[Extracted data entries]
○ ○ ○ ○

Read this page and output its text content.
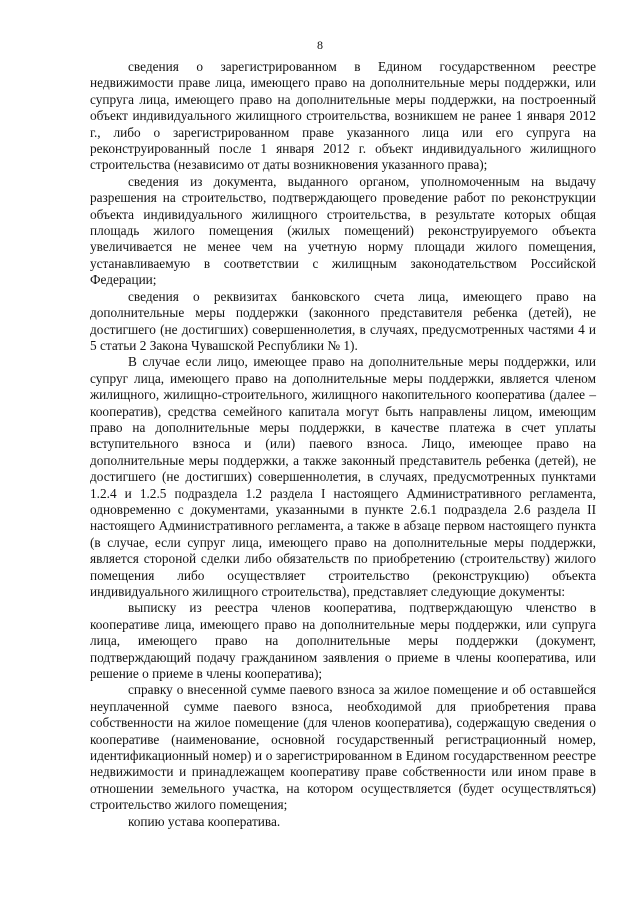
8

сведения о зарегистрированном в Едином государственном реестре недвижимости праве лица, имеющего право на дополнительные меры поддержки, или супруга лица, имеющего право на дополнительные меры поддержки, на построенный объект индивидуального жилищного строительства, возникшем не ранее 1 января 2012 г., либо о зарегистрированном праве указанного лица или его супруга на реконструированный после 1 января 2012 г. объект индивидуального жилищного строительства (независимо от даты возникновения указанного права);

сведения из документа, выданного органом, уполномоченным на выдачу разрешения на строительство, подтверждающего проведение работ по реконструкции объекта индивидуального жилищного строительства, в результате которых общая площадь жилого помещения (жилых помещений) реконструируемого объекта увеличивается не менее чем на учетную норму площади жилого помещения, устанавливаемую в соответствии с жилищным законодательством Российской Федерации;

сведения о реквизитах банковского счета лица, имеющего право на дополнительные меры поддержки (законного представителя ребенка (детей), не достигшего (не достигших) совершеннолетия, в случаях, предусмотренных частями 4 и 5 статьи 2 Закона Чувашской Республики № 1).

В случае если лицо, имеющее право на дополнительные меры поддержки, или супруг лица, имеющего право на дополнительные меры поддержки, является членом жилищного, жилищно-строительного, жилищного накопительного кооператива (далее – кооператив), средства семейного капитала могут быть направлены лицом, имеющим право на дополнительные меры поддержки, в качестве платежа в счет уплаты вступительного взноса и (или) паевого взноса. Лицо, имеющее право на дополнительные меры поддержки, а также законный представитель ребенка (детей), не достигшего (не достигших) совершеннолетия, в случаях, предусмотренных пунктами 1.2.4 и 1.2.5 подраздела 1.2 раздела I настоящего Административного регламента, одновременно с документами, указанными в пункте 2.6.1 подраздела 2.6 раздела II настоящего Административного регламента, а также в абзаце первом настоящего пункта (в случае, если супруг лица, имеющего право на дополнительные меры поддержки, является стороной сделки либо обязательств по приобретению (строительству) жилого помещения либо осуществляет строительство (реконструкцию) объекта индивидуального жилищного строительства), представляет следующие документы:

выписку из реестра членов кооператива, подтверждающую членство в кооперативе лица, имеющего право на дополнительные меры поддержки, или супруга лица, имеющего право на дополнительные меры поддержки (документ, подтверждающий подачу гражданином заявления о приеме в члены кооператива, или решение о приеме в члены кооператива);

справку о внесенной сумме паевого взноса за жилое помещение и об оставшейся неуплаченной сумме паевого взноса, необходимой для приобретения права собственности на жилое помещение (для членов кооператива), содержащую сведения о кооперативе (наименование, основной государственный регистрационный номер, идентификационный номер) и о зарегистрированном в Едином государственном реестре недвижимости и принадлежащем кооперативу праве собственности или ином праве в отношении земельного участка, на котором осуществляется (будет осуществляться) строительство жилого помещения;

копию устава кооператива.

○ ○ ○ ○

### REQUIREMENTS
Check every line of the data above for the string "супруга", and copy those that have it.

### REPLY TO THE EXERCISE
сведения о зарегистрированном в Едином государственном реестре недвижимости праве лица, имеющего право на дополнительные меры поддержки, или супруга лица, имеющего право на дополнительные меры поддержки, на построенный объект индивидуального жилищного строительства, возникшем не ранее 1 января 2012 г., либо о зарегистрированном праве указанного лица или его супруга на реконструированный после 1 января 2012 г. объект индивидуального жилищного строительства (независимо от даты возникновения указанного права);
выписку из реестра членов кооператива, подтверждающую членство в кооперативе лица, имеющего право на дополнительные меры поддержки, или супруга лица, имеющего право на дополнительные меры поддержки (документ, подтверждающий подачу гражданином заявления о приеме в члены кооператива, или решение о приеме в члены кооператива);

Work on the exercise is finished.